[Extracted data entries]
## start

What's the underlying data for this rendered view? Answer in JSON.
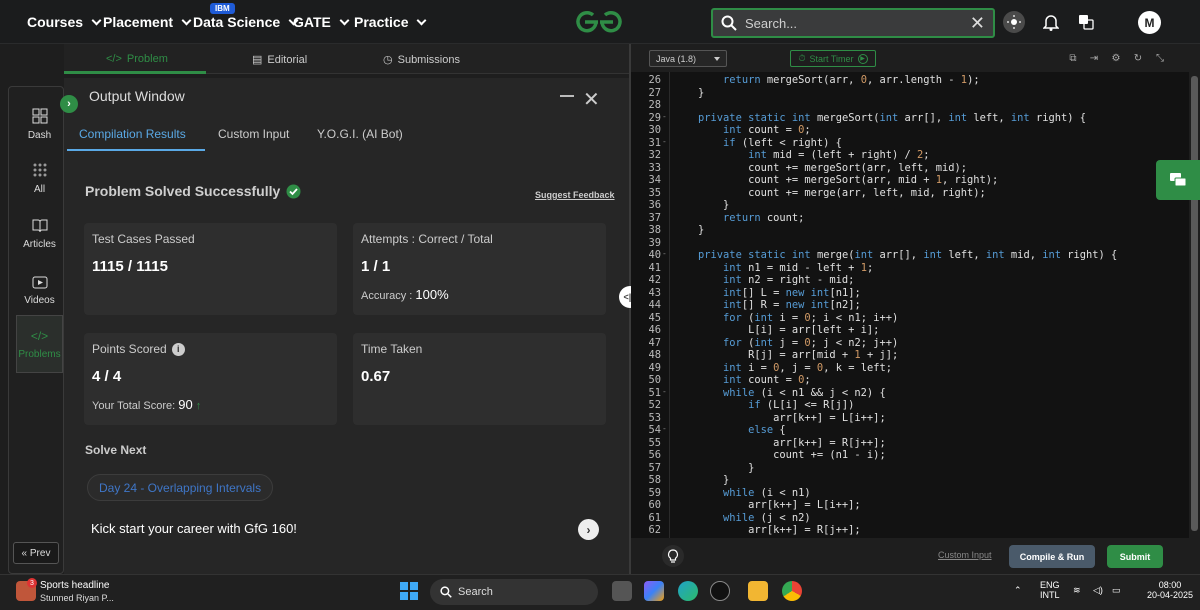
{
  "topnav": {
    "items": [
      "Courses",
      "Placement",
      "Data Science",
      "GATE",
      "Practice"
    ],
    "ibm_badge": "IBM",
    "search_placeholder": "Search...",
    "avatar_letter": "M"
  },
  "subtabs": [
    "Problem",
    "Editorial",
    "Submissions"
  ],
  "sidebar": {
    "items": [
      "Dash",
      "All",
      "Articles",
      "Videos",
      "Problems"
    ],
    "prev_label": "« Prev"
  },
  "output": {
    "title": "Output Window",
    "tabs": [
      "Compilation Results",
      "Custom Input",
      "Y.O.G.I. (AI Bot)"
    ],
    "status": "Problem Solved Successfully",
    "feedback": "Suggest Feedback",
    "cards": {
      "test_label": "Test Cases Passed",
      "test_value": "1115 / 1115",
      "attempts_label": "Attempts : Correct / Total",
      "attempts_value": "1 / 1",
      "accuracy_label": "Accuracy :",
      "accuracy_value": "100%",
      "points_label": "Points Scored",
      "points_value": "4 / 4",
      "total_score_label": "Your Total Score:",
      "total_score_value": "90",
      "time_label": "Time Taken",
      "time_value": "0.67"
    },
    "solve_next": "Solve Next",
    "next_problem": "Day 24 - Overlapping Intervals",
    "kick": "Kick start your career with GfG 160!"
  },
  "editor": {
    "language": "Java (1.8)",
    "timer_label": "Start Timer",
    "lines": [
      {
        "n": "26",
        "fold": "",
        "code": "        return mergeSort(arr, 0, arr.length - 1);"
      },
      {
        "n": "27",
        "fold": "",
        "code": "    }"
      },
      {
        "n": "28",
        "fold": "",
        "code": ""
      },
      {
        "n": "29",
        "fold": "-",
        "code": "    private static int mergeSort(int arr[], int left, int right) {"
      },
      {
        "n": "30",
        "fold": "",
        "code": "        int count = 0;"
      },
      {
        "n": "31",
        "fold": "-",
        "code": "        if (left < right) {"
      },
      {
        "n": "32",
        "fold": "",
        "code": "            int mid = (left + right) / 2;"
      },
      {
        "n": "33",
        "fold": "",
        "code": "            count += mergeSort(arr, left, mid);"
      },
      {
        "n": "34",
        "fold": "",
        "code": "            count += mergeSort(arr, mid + 1, right);"
      },
      {
        "n": "35",
        "fold": "",
        "code": "            count += merge(arr, left, mid, right);"
      },
      {
        "n": "36",
        "fold": "",
        "code": "        }"
      },
      {
        "n": "37",
        "fold": "",
        "code": "        return count;"
      },
      {
        "n": "38",
        "fold": "",
        "code": "    }"
      },
      {
        "n": "39",
        "fold": "",
        "code": ""
      },
      {
        "n": "40",
        "fold": "-",
        "code": "    private static int merge(int arr[], int left, int mid, int right) {"
      },
      {
        "n": "41",
        "fold": "",
        "code": "        int n1 = mid - left + 1;"
      },
      {
        "n": "42",
        "fold": "",
        "code": "        int n2 = right - mid;"
      },
      {
        "n": "43",
        "fold": "",
        "code": "        int[] L = new int[n1];"
      },
      {
        "n": "44",
        "fold": "",
        "code": "        int[] R = new int[n2];"
      },
      {
        "n": "45",
        "fold": "",
        "code": "        for (int i = 0; i < n1; i++)"
      },
      {
        "n": "46",
        "fold": "",
        "code": "            L[i] = arr[left + i];"
      },
      {
        "n": "47",
        "fold": "",
        "code": "        for (int j = 0; j < n2; j++)"
      },
      {
        "n": "48",
        "fold": "",
        "code": "            R[j] = arr[mid + 1 + j];"
      },
      {
        "n": "49",
        "fold": "",
        "code": "        int i = 0, j = 0, k = left;"
      },
      {
        "n": "50",
        "fold": "",
        "code": "        int count = 0;"
      },
      {
        "n": "51",
        "fold": "-",
        "code": "        while (i < n1 && j < n2) {"
      },
      {
        "n": "52",
        "fold": "",
        "code": "            if (L[i] <= R[j])"
      },
      {
        "n": "53",
        "fold": "",
        "code": "                arr[k++] = L[i++];"
      },
      {
        "n": "54",
        "fold": "-",
        "code": "            else {"
      },
      {
        "n": "55",
        "fold": "",
        "code": "                arr[k++] = R[j++];"
      },
      {
        "n": "56",
        "fold": "",
        "code": "                count += (n1 - i);"
      },
      {
        "n": "57",
        "fold": "",
        "code": "            }"
      },
      {
        "n": "58",
        "fold": "",
        "code": "        }"
      },
      {
        "n": "59",
        "fold": "",
        "code": "        while (i < n1)"
      },
      {
        "n": "60",
        "fold": "",
        "code": "            arr[k++] = L[i++];"
      },
      {
        "n": "61",
        "fold": "",
        "code": "        while (j < n2)"
      },
      {
        "n": "62",
        "fold": "",
        "code": "            arr[k++] = R[j++];"
      }
    ],
    "custom_input": "Custom Input",
    "compile_run": "Compile & Run",
    "submit": "Submit"
  },
  "taskbar": {
    "news_badge": "3",
    "news_title": "Sports headline",
    "news_sub": "Stunned Riyan P...",
    "search": "Search",
    "lang1": "ENG",
    "lang2": "INTL",
    "time": "08:00",
    "date": "20-04-2025"
  },
  "colors": {
    "accent": "#2f8d46",
    "tab_blue": "#5aa9e6",
    "bg": "#1e1e1e"
  }
}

## end

**WHAT IS NEEDED:**
Every entry must be written out exactly, with all pictures left out.

**TASK RESULT:**
What's the underlying data for this rendered view? Answer in JSON.
{
  "topnav": {
    "items": [
      "Courses",
      "Placement",
      "Data Science",
      "GATE",
      "Practice"
    ],
    "ibm_badge": "IBM",
    "search_placeholder": "Search...",
    "avatar_letter": "M"
  },
  "subtabs": [
    "Problem",
    "Editorial",
    "Submissions"
  ],
  "sidebar": {
    "items": [
      "Dash",
      "All",
      "Articles",
      "Videos",
      "Problems"
    ],
    "prev_label": "« Prev"
  },
  "output": {
    "title": "Output Window",
    "tabs": [
      "Compilation Results",
      "Custom Input",
      "Y.O.G.I. (AI Bot)"
    ],
    "status": "Problem Solved Successfully",
    "feedback": "Suggest Feedback",
    "cards": {
      "test_label": "Test Cases Passed",
      "test_value": "1115 / 1115",
      "attempts_label": "Attempts : Correct / Total",
      "attempts_value": "1 / 1",
      "accuracy_label": "Accuracy :",
      "accuracy_value": "100%",
      "points_label": "Points Scored",
      "points_value": "4 / 4",
      "total_score_label": "Your Total Score:",
      "total_score_value": "90",
      "time_label": "Time Taken",
      "time_value": "0.67"
    },
    "solve_next": "Solve Next",
    "next_problem": "Day 24 - Overlapping Intervals",
    "kick": "Kick start your career with GfG 160!"
  },
  "editor": {
    "language": "Java (1.8)",
    "timer_label": "Start Timer",
    "lines": [
      {
        "n": "26",
        "fold": "",
        "code": "        return mergeSort(arr, 0, arr.length - 1);"
      },
      {
        "n": "27",
        "fold": "",
        "code": "    }"
      },
      {
        "n": "28",
        "fold": "",
        "code": ""
      },
      {
        "n": "29",
        "fold": "-",
        "code": "    private static int mergeSort(int arr[], int left, int right) {"
      },
      {
        "n": "30",
        "fold": "",
        "code": "        int count = 0;"
      },
      {
        "n": "31",
        "fold": "-",
        "code": "        if (left < right) {"
      },
      {
        "n": "32",
        "fold": "",
        "code": "            int mid = (left + right) / 2;"
      },
      {
        "n": "33",
        "fold": "",
        "code": "            count += mergeSort(arr, left, mid);"
      },
      {
        "n": "34",
        "fold": "",
        "code": "            count += mergeSort(arr, mid + 1, right);"
      },
      {
        "n": "35",
        "fold": "",
        "code": "            count += merge(arr, left, mid, right);"
      },
      {
        "n": "36",
        "fold": "",
        "code": "        }"
      },
      {
        "n": "37",
        "fold": "",
        "code": "        return count;"
      },
      {
        "n": "38",
        "fold": "",
        "code": "    }"
      },
      {
        "n": "39",
        "fold": "",
        "code": ""
      },
      {
        "n": "40",
        "fold": "-",
        "code": "    private static int merge(int arr[], int left, int mid, int right) {"
      },
      {
        "n": "41",
        "fold": "",
        "code": "        int n1 = mid - left + 1;"
      },
      {
        "n": "42",
        "fold": "",
        "code": "        int n2 = right - mid;"
      },
      {
        "n": "43",
        "fold": "",
        "code": "        int[] L = new int[n1];"
      },
      {
        "n": "44",
        "fold": "",
        "code": "        int[] R = new int[n2];"
      },
      {
        "n": "45",
        "fold": "",
        "code": "        for (int i = 0; i < n1; i++)"
      },
      {
        "n": "46",
        "fold": "",
        "code": "            L[i] = arr[left + i];"
      },
      {
        "n": "47",
        "fold": "",
        "code": "        for (int j = 0; j < n2; j++)"
      },
      {
        "n": "48",
        "fold": "",
        "code": "            R[j] = arr[mid + 1 + j];"
      },
      {
        "n": "49",
        "fold": "",
        "code": "        int i = 0, j = 0, k = left;"
      },
      {
        "n": "50",
        "fold": "",
        "code": "        int count = 0;"
      },
      {
        "n": "51",
        "fold": "-",
        "code": "        while (i < n1 && j < n2) {"
      },
      {
        "n": "52",
        "fold": "",
        "code": "            if (L[i] <= R[j])"
      },
      {
        "n": "53",
        "fold": "",
        "code": "                arr[k++] = L[i++];"
      },
      {
        "n": "54",
        "fold": "-",
        "code": "            else {"
      },
      {
        "n": "55",
        "fold": "",
        "code": "                arr[k++] = R[j++];"
      },
      {
        "n": "56",
        "fold": "",
        "code": "                count += (n1 - i);"
      },
      {
        "n": "57",
        "fold": "",
        "code": "            }"
      },
      {
        "n": "58",
        "fold": "",
        "code": "        }"
      },
      {
        "n": "59",
        "fold": "",
        "code": "        while (i < n1)"
      },
      {
        "n": "60",
        "fold": "",
        "code": "            arr[k++] = L[i++];"
      },
      {
        "n": "61",
        "fold": "",
        "code": "        while (j < n2)"
      },
      {
        "n": "62",
        "fold": "",
        "code": "            arr[k++] = R[j++];"
      }
    ],
    "custom_input": "Custom Input",
    "compile_run": "Compile & Run",
    "submit": "Submit"
  },
  "taskbar": {
    "news_badge": "3",
    "news_title": "Sports headline",
    "news_sub": "Stunned Riyan P...",
    "search": "Search",
    "lang1": "ENG",
    "lang2": "INTL",
    "time": "08:00",
    "date": "20-04-2025"
  },
  "colors": {
    "accent": "#2f8d46",
    "tab_blue": "#5aa9e6",
    "bg": "#1e1e1e"
  }
}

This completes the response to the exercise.